▶ _Information given_:
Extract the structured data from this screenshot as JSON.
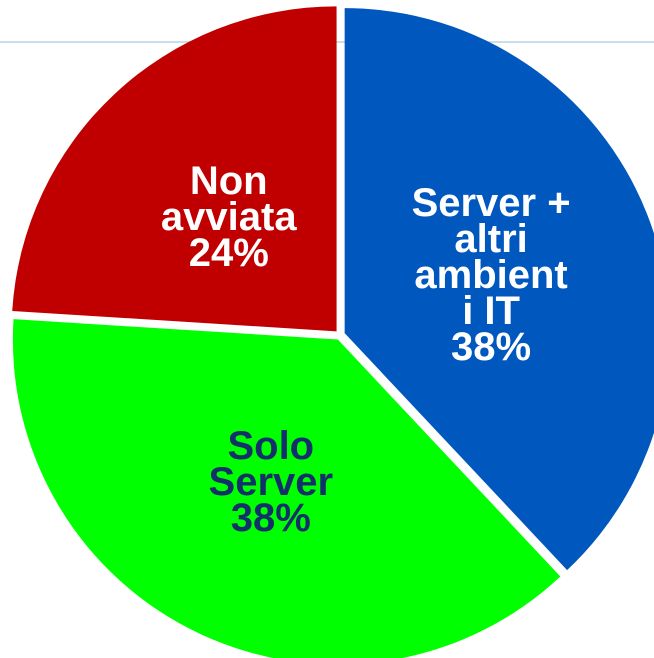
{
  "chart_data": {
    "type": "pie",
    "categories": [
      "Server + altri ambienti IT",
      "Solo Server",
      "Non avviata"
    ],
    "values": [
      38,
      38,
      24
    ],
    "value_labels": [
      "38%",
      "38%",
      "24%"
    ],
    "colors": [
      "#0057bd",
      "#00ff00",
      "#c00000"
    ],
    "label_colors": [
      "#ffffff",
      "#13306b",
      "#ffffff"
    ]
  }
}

▶ _Job_: State the count of lines with the word "Server" in them, and write nothing else.

▶ _Solution to this exercise_: 2